** Start of Document passage **

The :return header argument *is* a supported header argument of python
code blocks and is not an error.  The python code block should run w/o
error and without the extra "return pascals_triangle(n)" at the bottom.
The following works for me.

#+name: pascals_triangle
#+begin_src python :var n=5 :exports none :return pascals_triangle(5)
def pascals_triangle(n):
    if n == 0:
        return [[1]]
    prev_triangle = pascals_triangle(n-1)
    prev_row = prev_triangle[n-1]
    this_row = map(sum, zip([0] + prev_row, prev_row + [0]))
    return prev_triangle + [this_row]

#+end_src

#+RESULTS: pascals_triangle
| 1 |   |    |    |   |   |
| 1 | 1 |    |    |   |   |
| 1 | 2 |  1 |    |   |   |
| 1 | 3 |  3 |  1 |   |   |
| 1 | 4 |  6 |  4 | 1 |   |
| 1 | 5 | 10 | 10 | 5 | 1 |

[...]
>
> I vaguely remember that it once was possible to pass variables in
> through the name line, but I couldn't find this syntax in some fairly
> recent documentation.

This style of passing arguments is still supported, but not necessarily
encouraged by the documentation.

> It does appear to work still using a recent Org-mode.  If I rename the
> results and then pass that to the source code block, all is well.
>
> #+RESULTS: pascals-tri
> | 1 |   |    |    |   |   |
> | 1 | 1 |    |    |   |   |
> | 1 | 2 |  1 |    |   |   |
> | 1 | 3 |  3 |  1 |   |   |
> | 1 | 4 |  6 |  4 | 1 |   |
> | 1 | 5 | 10 | 10 | 5 | 1 |
>
>   
> #+name: pst-checkR(p=pascals-tri)
> #+BEGIN_SRC R
> p
> #+END_SRC
>
> #+RESULTS: pst-checkR
>
> | 1 | nil | nil | nil | nil | nil |
> | 1 |   1 | nil | nil | nil | nil |
> | 1 |   2 |   1 | nil | nil | nil |
> | 1 |   3 |   3 |   1 | nil | nil |
> | 1 |   4 |   6 |   4 | 1   | nil |
> | 1 |   5 |  10 |  10 | 5   | 1   |
>
> This looks like a bug to me, but Eric S. will know better what might be
> going on.

** End of Document passage **
** Start of Data section **

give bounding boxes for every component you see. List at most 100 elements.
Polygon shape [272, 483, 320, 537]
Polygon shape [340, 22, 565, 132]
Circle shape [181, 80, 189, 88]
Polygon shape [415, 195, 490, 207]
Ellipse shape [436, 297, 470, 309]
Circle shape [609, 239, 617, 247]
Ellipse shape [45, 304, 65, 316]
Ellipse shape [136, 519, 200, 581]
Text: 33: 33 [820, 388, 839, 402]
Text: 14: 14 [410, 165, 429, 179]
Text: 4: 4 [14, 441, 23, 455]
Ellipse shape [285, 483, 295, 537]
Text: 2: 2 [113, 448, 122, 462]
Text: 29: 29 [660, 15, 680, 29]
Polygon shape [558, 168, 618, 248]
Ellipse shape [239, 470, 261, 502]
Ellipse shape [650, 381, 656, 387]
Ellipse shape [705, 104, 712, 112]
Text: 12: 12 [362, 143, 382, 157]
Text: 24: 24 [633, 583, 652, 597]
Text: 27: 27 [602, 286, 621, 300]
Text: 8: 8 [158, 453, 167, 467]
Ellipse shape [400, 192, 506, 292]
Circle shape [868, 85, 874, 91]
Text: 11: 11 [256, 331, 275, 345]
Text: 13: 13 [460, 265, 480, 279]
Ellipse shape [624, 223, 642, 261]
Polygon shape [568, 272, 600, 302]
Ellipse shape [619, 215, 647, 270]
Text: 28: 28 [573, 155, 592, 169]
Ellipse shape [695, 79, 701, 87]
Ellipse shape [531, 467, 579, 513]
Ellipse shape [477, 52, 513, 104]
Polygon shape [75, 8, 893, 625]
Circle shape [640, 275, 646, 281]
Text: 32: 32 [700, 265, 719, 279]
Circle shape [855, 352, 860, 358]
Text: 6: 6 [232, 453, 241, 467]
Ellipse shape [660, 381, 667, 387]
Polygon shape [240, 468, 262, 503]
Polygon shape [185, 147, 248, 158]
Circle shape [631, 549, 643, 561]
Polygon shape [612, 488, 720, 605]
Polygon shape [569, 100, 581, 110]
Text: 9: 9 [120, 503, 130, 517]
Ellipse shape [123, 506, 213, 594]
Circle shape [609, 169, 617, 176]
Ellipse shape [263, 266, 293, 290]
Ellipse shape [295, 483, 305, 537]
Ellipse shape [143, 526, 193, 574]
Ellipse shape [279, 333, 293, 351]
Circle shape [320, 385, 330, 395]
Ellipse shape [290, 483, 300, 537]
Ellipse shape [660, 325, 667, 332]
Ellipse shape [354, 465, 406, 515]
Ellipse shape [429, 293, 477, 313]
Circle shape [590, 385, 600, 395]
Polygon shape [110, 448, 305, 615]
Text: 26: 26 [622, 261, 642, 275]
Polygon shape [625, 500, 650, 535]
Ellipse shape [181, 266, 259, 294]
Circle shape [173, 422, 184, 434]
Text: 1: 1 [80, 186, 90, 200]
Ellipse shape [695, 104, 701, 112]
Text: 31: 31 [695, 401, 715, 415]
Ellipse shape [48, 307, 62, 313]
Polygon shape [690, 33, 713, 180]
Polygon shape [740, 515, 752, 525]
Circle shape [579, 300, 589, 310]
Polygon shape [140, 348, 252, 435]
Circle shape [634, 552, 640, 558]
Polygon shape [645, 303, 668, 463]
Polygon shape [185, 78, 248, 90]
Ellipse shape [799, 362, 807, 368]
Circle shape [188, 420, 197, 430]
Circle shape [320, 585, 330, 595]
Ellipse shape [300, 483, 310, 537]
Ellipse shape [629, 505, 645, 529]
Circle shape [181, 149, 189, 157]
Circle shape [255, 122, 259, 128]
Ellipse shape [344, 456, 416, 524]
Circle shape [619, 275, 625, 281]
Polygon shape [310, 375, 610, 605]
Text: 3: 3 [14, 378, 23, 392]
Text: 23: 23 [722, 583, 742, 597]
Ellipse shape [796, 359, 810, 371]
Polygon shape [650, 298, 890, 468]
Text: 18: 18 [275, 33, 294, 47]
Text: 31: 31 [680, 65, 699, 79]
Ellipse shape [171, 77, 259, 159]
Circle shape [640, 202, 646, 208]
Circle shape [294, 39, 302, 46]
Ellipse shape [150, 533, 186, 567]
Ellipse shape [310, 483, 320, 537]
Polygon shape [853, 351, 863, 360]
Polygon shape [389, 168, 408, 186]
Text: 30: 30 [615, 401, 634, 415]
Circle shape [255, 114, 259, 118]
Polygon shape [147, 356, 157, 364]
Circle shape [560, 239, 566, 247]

** End of Data section **

**What the task requires**
Write what comes next in the Org-mode mailing list reply about Python code blocks and Pascal's triangle, picking up right after its last sentence. The lines aren't needed for this.

**Output for this exercise**
The above is due to the inability of R (or at least of the read.table
function) to read in tables with different row length.  The process of
writing to an Org-mode table and *then* referencing that table as Tom
suggests above has the side effect of filling in blank spots in the
final exported table, turning what would otherwise be something like

1
1  1
1  2  1

into something like

1  ""  ""
1   1  ""
1   2  1

You could also use a function like the following to explicitly fill in
these missing lines.

#+name: padded_pascals_triangle
#+begin_src emacs-lisp :var data=pascals_triangle
  (let ((max-length (apply #'max (mapcar #'length data))))
    (mapcar (lambda (row)
              (append row (make-vector (- max-length (length row)) "") nil))
            data))
#+end_src

> I can't do much more than this, but I'm optimistic things will be
> sorted out before your turn to speak at the seminar rolls around.
>
> Thanks for bringing the error in the JSS article to light.
>
> All the best,
> Tom
>

I often have to explicitly convert data read into R code blocks as a
table into some other data structure like a vector or a matrix.  I run
into this myself when trying to use the statistical functions of R.  It
generally takes a while to look up the function to do the conversion,
but I imagine that there is a reason why people who know more R than I
do chose to make tables the default data type for data read into R
blocks.

Best,

Combining the examples above yields the following,

#+name: pascals_triangle
#+begin_src python :var n=5 :exports none :return pascals_triangle(5) :results 
vector
def pascals_triangle(n):
    if n == 0:
        return [[1]]
    prev_triangle = pascals_triangle(n-1)
    prev_row = prev_triangle[n-1]
    this_row = map(sum, zip([0] + prev_row, prev_row + [0]))
    return prev_triangle + [this_row]

#+end_src

#+name: padded_pascals_triangle
#+begin_src emacs-lisp :var data=pascals_triangle
  (let ((max-length (apply #'max (mapcar #'length data))))
    (mapcar (lambda (row)
              (append row (make-vector (- max-length (length row)) "") nil))
            data))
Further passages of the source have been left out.